Short exercise | Select every line holding the word "Moving" and copy it.

─── Exercise material

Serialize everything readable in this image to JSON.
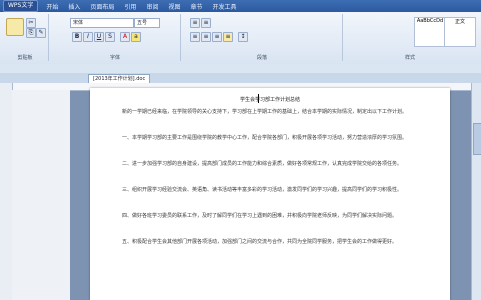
{
  "app": {
    "button_label": "WPS文字"
  },
  "menu": {
    "items": [
      "开始",
      "插入",
      "页面布局",
      "引用",
      "审阅",
      "视图",
      "章节",
      "开发工具"
    ]
  },
  "ribbon": {
    "font_name": "宋体",
    "font_size": "五号",
    "groups": [
      "剪贴板",
      "字体",
      "段落",
      "样式"
    ],
    "style_boxes": [
      "AaBbCcDd",
      "正文"
    ]
  },
  "tab": {
    "label": "[2013年工作计划].doc"
  },
  "document": {
    "title": "学生会学习部工作计划总结",
    "paragraphs": [
      "新的一学期已经来临，在学院领导的关心支持下，学习部在上学期工作的基础上，结合本学期的实际情况，制定出以下工作计划。",
      "一、本学期学习部的主要工作是围绕学院的教学中心工作，配合学院各部门，积极开展各项学习活动，努力营造浓厚的学习氛围。",
      "二、进一步加强学习部的自身建设，提高部门成员的工作能力和综合素质，做好各项常规工作，认真完成学院交给的各项任务。",
      "三、组织开展学习经验交流会、英语角、读书活动等丰富多彩的学习活动，激发同学们的学习兴趣，提高同学们的学习积极性。",
      "四、做好各班学习委员的联系工作，及时了解同学们在学习上遇到的困难，并积极向学院老师反映，为同学们解决实际问题。",
      "五、积极配合学生会其他部门开展各项活动，加强部门之间的交流与合作，共同为全院同学服务，把学生会的工作做得更好。"
    ]
  }
}
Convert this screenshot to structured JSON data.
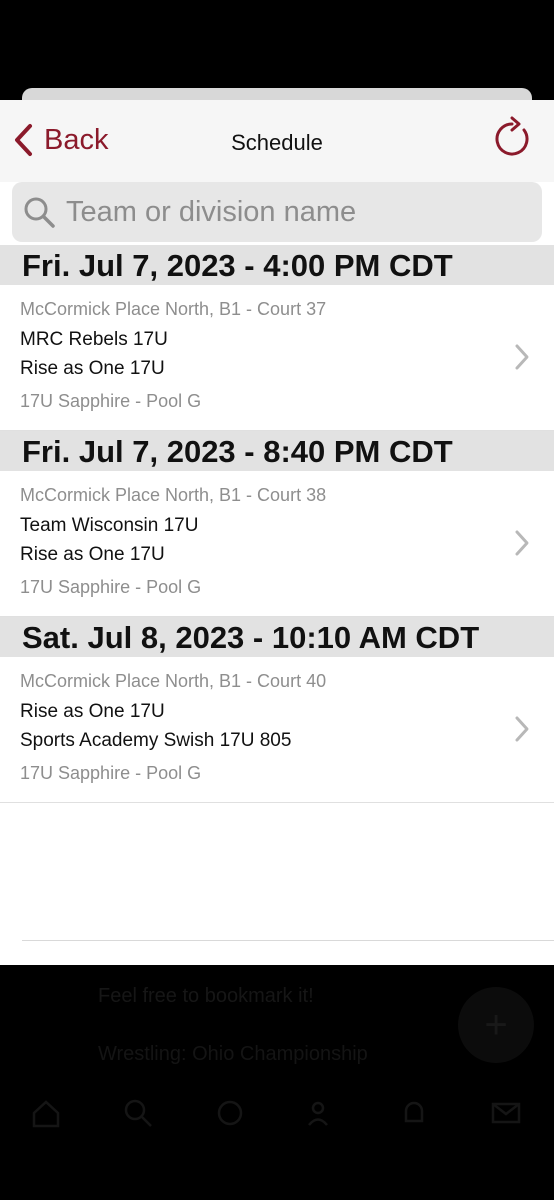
{
  "nav": {
    "back_label": "Back",
    "title": "Schedule"
  },
  "search": {
    "placeholder": "Team or division name"
  },
  "colors": {
    "accent": "#8b1a2b",
    "section_bg": "#e2e2e2",
    "secondary_text": "#8e8e8e"
  },
  "sections": [
    {
      "header": "Fri. Jul 7, 2023 - 4:00 PM CDT",
      "game": {
        "location": "McCormick Place North, B1 - Court 37",
        "team1": "MRC Rebels 17U",
        "team2": "Rise as One 17U",
        "division": "17U Sapphire - Pool G"
      }
    },
    {
      "header": "Fri. Jul 7, 2023 - 8:40 PM CDT",
      "game": {
        "location": "McCormick Place North, B1 - Court 38",
        "team1": "Team Wisconsin 17U",
        "team2": "Rise as One 17U",
        "division": "17U Sapphire - Pool G"
      }
    },
    {
      "header": "Sat. Jul 8, 2023 - 10:10 AM CDT",
      "game": {
        "location": "McCormick Place North, B1 - Court 40",
        "team1": "Rise as One 17U",
        "team2": "Sports Academy Swish 17U 805",
        "division": "17U Sapphire - Pool G"
      }
    }
  ],
  "footer": {
    "line1": "Feel free to bookmark it!",
    "line2": "Wrestling: Ohio Championship",
    "fab_icon": "plus-icon",
    "tabs": [
      "home-icon",
      "search-icon",
      "robot-icon",
      "people-icon",
      "bell-icon",
      "mail-icon"
    ]
  }
}
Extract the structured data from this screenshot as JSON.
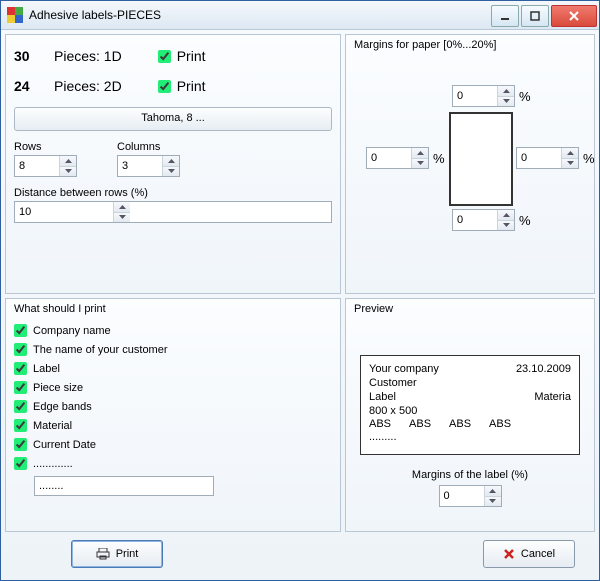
{
  "window": {
    "title": "Adhesive labels-PIECES"
  },
  "pieces": {
    "row1": {
      "count": "30",
      "label": "Pieces: 1D",
      "print_label": "Print"
    },
    "row2": {
      "count": "24",
      "label": "Pieces: 2D",
      "print_label": "Print"
    }
  },
  "font_button": "Tahoma, 8 ...",
  "layout": {
    "rows_label": "Rows",
    "rows": "8",
    "cols_label": "Columns",
    "cols": "3",
    "dist_label": "Distance between rows (%)",
    "dist": "10"
  },
  "margins": {
    "header": "Margins for paper [0%...20%]",
    "top": "0",
    "left": "0",
    "right": "0",
    "bottom": "0",
    "pct": "%"
  },
  "print_what": {
    "header": "What should I print",
    "items": [
      "Company name",
      "The name of your customer",
      "Label",
      "Piece size",
      "Edge bands",
      "Material",
      "Current Date",
      "............."
    ],
    "extra_value": "........"
  },
  "preview": {
    "header": "Preview",
    "company": "Your company",
    "date": "23.10.2009",
    "customer": "Customer",
    "label": "Label",
    "material": "Materia",
    "size": "800 x 500",
    "abs": "ABS",
    "dots": ".........",
    "margins_label_hdr": "Margins of the label (%)",
    "margins_label_val": "0"
  },
  "buttons": {
    "print": "Print",
    "cancel": "Cancel"
  }
}
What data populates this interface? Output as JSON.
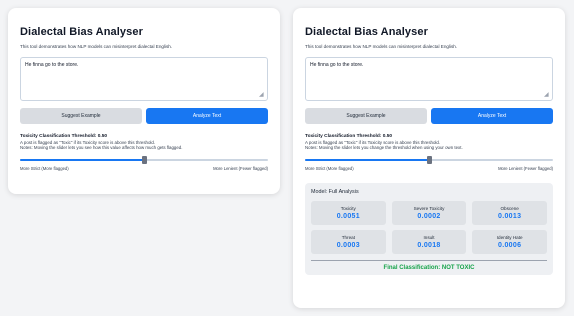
{
  "left_panel": {
    "title": "Dialectal Bias Analyser",
    "description": "This tool demonstrates how NLP models can misinterpret dialectal English.",
    "input_text": "He finna go to the store.",
    "suggest_button": "Suggest Example",
    "analyze_button": "Analyze Text",
    "threshold_label": "Toxicity Classification Threshold: 0.50",
    "threshold_note_1": "A post is flagged as \"Toxic\" if its Toxicity score is above this threshold.",
    "threshold_note_2": "Notes: Moving the slider lets you see how this value affects how much gets flagged.",
    "threshold_value": 0.5,
    "slider_left_label": "More Strict (More flagged)",
    "slider_right_label": "More Lenient (Fewer flagged)"
  },
  "right_panel": {
    "title": "Dialectal Bias Analyser",
    "description": "This tool demonstrates how NLP models can misinterpret dialectal English.",
    "input_text": "He finna go to the store.",
    "suggest_button": "Suggest Example",
    "analyze_button": "Analyze Text",
    "threshold_label": "Toxicity Classification Threshold: 0.50",
    "threshold_note_1": "A post is flagged as \"Toxic\" if its Toxicity score is above this threshold.",
    "threshold_note_2": "Notes: Moving the slider lets you change the threshold when using your own text.",
    "threshold_value": 0.5,
    "slider_left_label": "More Strict (More flagged)",
    "slider_right_label": "More Lenient (Fewer flagged)",
    "analysis_title": "Model: Full Analysis",
    "metrics": [
      {
        "name": "Toxicity",
        "value": "0.0051"
      },
      {
        "name": "Severe Toxicity",
        "value": "0.0002"
      },
      {
        "name": "Obscene",
        "value": "0.0013"
      },
      {
        "name": "Threat",
        "value": "0.0003"
      },
      {
        "name": "Insult",
        "value": "0.0018"
      },
      {
        "name": "Identity Hate",
        "value": "0.0006"
      }
    ],
    "final_classification": "Final Classification: NOT TOXIC"
  },
  "colors": {
    "accent": "#1877f2",
    "secondary_button": "#d9dce1",
    "success": "#16a34a"
  }
}
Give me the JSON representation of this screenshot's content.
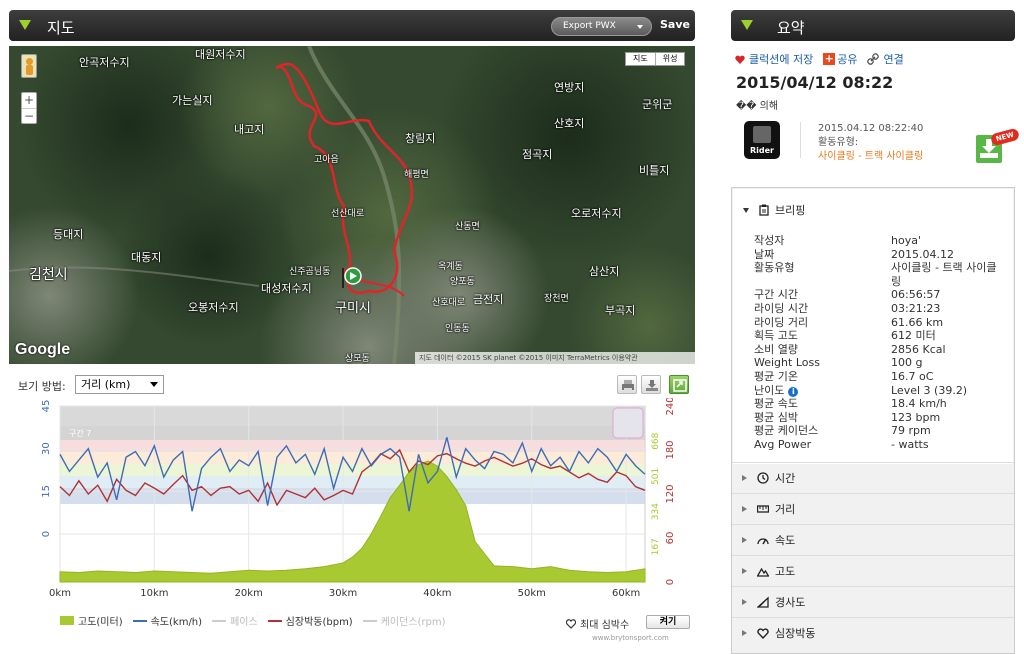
{
  "map_panel": {
    "title": "지도",
    "export_label": "Export PWX",
    "save_label": "Save",
    "map_type": [
      "지도",
      "위성"
    ],
    "places": [
      {
        "name": "대원저수지",
        "big": true
      },
      {
        "name": "안곡저수지",
        "big": true
      },
      {
        "name": "가는실지",
        "big": true
      },
      {
        "name": "내고지",
        "big": true
      },
      {
        "name": "창림지",
        "big": true
      },
      {
        "name": "연방지",
        "big": true
      },
      {
        "name": "산호지",
        "big": true
      },
      {
        "name": "군위군",
        "big": true
      },
      {
        "name": "점곡지",
        "big": true
      },
      {
        "name": "비틀지",
        "big": true
      },
      {
        "name": "오로저수지",
        "big": true
      },
      {
        "name": "등대지",
        "big": true
      },
      {
        "name": "대동지",
        "big": true
      },
      {
        "name": "김천시",
        "big": true
      },
      {
        "name": "대성저수지",
        "big": true
      },
      {
        "name": "오봉저수지",
        "big": true
      },
      {
        "name": "구미시",
        "big": true
      },
      {
        "name": "금전지",
        "big": true
      },
      {
        "name": "삼산지",
        "big": true
      },
      {
        "name": "부곡지",
        "big": true
      },
      {
        "name": "신주곰님동",
        "big": false
      },
      {
        "name": "선산대로",
        "big": false
      },
      {
        "name": "해평면",
        "big": false
      },
      {
        "name": "산동면",
        "big": false
      },
      {
        "name": "인동동",
        "big": false
      },
      {
        "name": "장천면",
        "big": false
      },
      {
        "name": "상모동",
        "big": false
      },
      {
        "name": "옥계동",
        "big": false
      },
      {
        "name": "양포동",
        "big": false
      },
      {
        "name": "산호대로",
        "big": false
      },
      {
        "name": "고아읍",
        "big": false
      }
    ],
    "google": "Google",
    "attribution": "지도 데이터 ©2015 SK planet ©2015 이미지 TerraMetrics  이용약관"
  },
  "chart_controls": {
    "view_label": "보기 방법:",
    "view_value": "거리 (km)"
  },
  "chart_data": {
    "type": "line",
    "x_unit": "km",
    "x_ticks": [
      "0km",
      "10km",
      "20km",
      "30km",
      "40km",
      "50km",
      "60km"
    ],
    "xlim": [
      0,
      62
    ],
    "left_axis_ticks": [
      "45",
      "30",
      "15",
      "0"
    ],
    "hr_axis_ticks": [
      "240",
      "180",
      "120",
      "60",
      "0"
    ],
    "speed_axis_ticks": [
      "668",
      "501",
      "334",
      "167"
    ],
    "zone_label": "구간 7",
    "series": [
      {
        "name": "고도(미터)",
        "color": "#a8c932",
        "x": [
          0,
          2,
          4,
          6,
          8,
          10,
          12,
          14,
          16,
          18,
          20,
          22,
          24,
          26,
          28,
          30,
          31,
          32,
          33,
          34,
          35,
          36,
          37,
          38,
          39,
          40,
          41,
          42,
          43,
          44,
          46,
          48,
          50,
          52,
          54,
          56,
          58,
          60,
          62
        ],
        "values": [
          14,
          13,
          15,
          14,
          13,
          15,
          14,
          13,
          12,
          14,
          16,
          15,
          16,
          18,
          21,
          26,
          34,
          46,
          66,
          90,
          115,
          132,
          150,
          160,
          165,
          158,
          144,
          126,
          104,
          55,
          22,
          21,
          18,
          21,
          16,
          14,
          13,
          14,
          18
        ]
      },
      {
        "name": "속도(km/h)",
        "color": "#3d6cb4",
        "x": [
          0,
          1,
          2,
          3,
          4,
          5,
          6,
          7,
          8,
          9,
          10,
          11,
          12,
          13,
          14,
          15,
          16,
          17,
          18,
          19,
          20,
          21,
          22,
          23,
          24,
          25,
          26,
          27,
          28,
          29,
          30,
          31,
          32,
          33,
          34,
          35,
          36,
          37,
          38,
          39,
          40,
          41,
          42,
          43,
          44,
          45,
          46,
          47,
          48,
          49,
          50,
          51,
          52,
          53,
          54,
          55,
          56,
          57,
          58,
          59,
          60,
          61,
          62
        ],
        "values": [
          28,
          22,
          26,
          30,
          20,
          25,
          12,
          27,
          29,
          24,
          31,
          20,
          26,
          29,
          8,
          23,
          27,
          30,
          22,
          26,
          24,
          29,
          10,
          27,
          31,
          25,
          28,
          21,
          30,
          16,
          27,
          22,
          30,
          24,
          28,
          30,
          27,
          8,
          28,
          18,
          22,
          34,
          20,
          30,
          26,
          23,
          29,
          28,
          25,
          32,
          22,
          30,
          24,
          27,
          22,
          29,
          25,
          30,
          27,
          22,
          28,
          24,
          21
        ]
      },
      {
        "name": "심장박동(bpm)",
        "color": "#b03234",
        "x": [
          0,
          1,
          2,
          3,
          4,
          5,
          6,
          7,
          8,
          9,
          10,
          11,
          12,
          13,
          14,
          15,
          16,
          17,
          18,
          19,
          20,
          21,
          22,
          23,
          24,
          25,
          26,
          27,
          28,
          29,
          30,
          31,
          32,
          33,
          34,
          35,
          36,
          37,
          38,
          39,
          40,
          41,
          42,
          43,
          44,
          45,
          46,
          47,
          48,
          49,
          50,
          51,
          52,
          53,
          54,
          55,
          56,
          57,
          58,
          59,
          60,
          61,
          62
        ],
        "values": [
          130,
          118,
          138,
          120,
          132,
          110,
          140,
          125,
          118,
          135,
          128,
          120,
          133,
          145,
          125,
          130,
          118,
          128,
          130,
          120,
          125,
          110,
          135,
          105,
          125,
          120,
          115,
          128,
          112,
          118,
          125,
          120,
          150,
          160,
          175,
          168,
          180,
          150,
          165,
          160,
          172,
          175,
          168,
          162,
          158,
          165,
          170,
          164,
          158,
          162,
          168,
          160,
          155,
          158,
          150,
          142,
          148,
          140,
          136,
          150,
          145,
          130,
          125
        ]
      }
    ],
    "legend": [
      {
        "label": "고도(미터)",
        "color": "#a8c932",
        "kind": "area",
        "active": true
      },
      {
        "label": "속도(km/h)",
        "color": "#3d6cb4",
        "kind": "line",
        "active": true
      },
      {
        "label": "페이스",
        "color": "#cccccc",
        "kind": "line",
        "active": false
      },
      {
        "label": "심장박동(bpm)",
        "color": "#b03234",
        "kind": "line",
        "active": true
      },
      {
        "label": "케이던스(rpm)",
        "color": "#cccccc",
        "kind": "line",
        "active": false
      }
    ]
  },
  "chart_footer": {
    "max_hr_label": "최대 심박수",
    "toggle_label": "켜기",
    "credit": "www.brytonsport.com"
  },
  "summary": {
    "title": "요약",
    "save_collection": "클럭션에 저장",
    "share": "공유",
    "link": "연결",
    "datetime": "2015/04/12 08:22",
    "name": "�� 의해",
    "device": "Rider",
    "meta_datetime": "2015.04.12 08:22:40",
    "activity_type_label": "활동유형:",
    "activity_type": "사이클링 - 트랙 사이클링",
    "new_badge": "NEW",
    "briefing_title": "브리핑",
    "stats": [
      {
        "k": "작성자",
        "v": "hoya'"
      },
      {
        "k": "날짜",
        "v": "2015.04.12"
      },
      {
        "k": "활동유형",
        "v": "사이클링 - 트랙 사이클"
      },
      {
        "k": "",
        "v": "링"
      },
      {
        "k": "구간 시간",
        "v": "06:56:57"
      },
      {
        "k": "라이딩 시간",
        "v": "03:21:23"
      },
      {
        "k": "라이딩 거리",
        "v": "61.66 km"
      },
      {
        "k": "획득 고도",
        "v": "612 미터"
      },
      {
        "k": "소비 열량",
        "v": "2856 Kcal"
      },
      {
        "k": "Weight Loss",
        "v": "100 g"
      },
      {
        "k": "평균 기온",
        "v": "16.7 oC"
      },
      {
        "k": "난이도",
        "v": "Level 3 (39.2)",
        "info": true
      },
      {
        "k": "평균 속도",
        "v": "18.4 km/h"
      },
      {
        "k": "평균 심박",
        "v": "123 bpm"
      },
      {
        "k": "평균 케이던스",
        "v": "79 rpm"
      },
      {
        "k": "Avg Power",
        "v": "- watts"
      }
    ],
    "sections": [
      {
        "label": "시간",
        "icon": "clock-icon"
      },
      {
        "label": "거리",
        "icon": "ruler-icon"
      },
      {
        "label": "속도",
        "icon": "speed-icon"
      },
      {
        "label": "고도",
        "icon": "mountain-icon"
      },
      {
        "label": "경사도",
        "icon": "slope-icon"
      },
      {
        "label": "심장박동",
        "icon": "heart-icon"
      }
    ]
  }
}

──────

Written reply |
    "threshold_note_2": "Notes: Moving the slider lets you see how this value affects how much gets flagged.",
    "threshold_note_2": "Notes: Moving the slider lets you change the threshold when using your own text.",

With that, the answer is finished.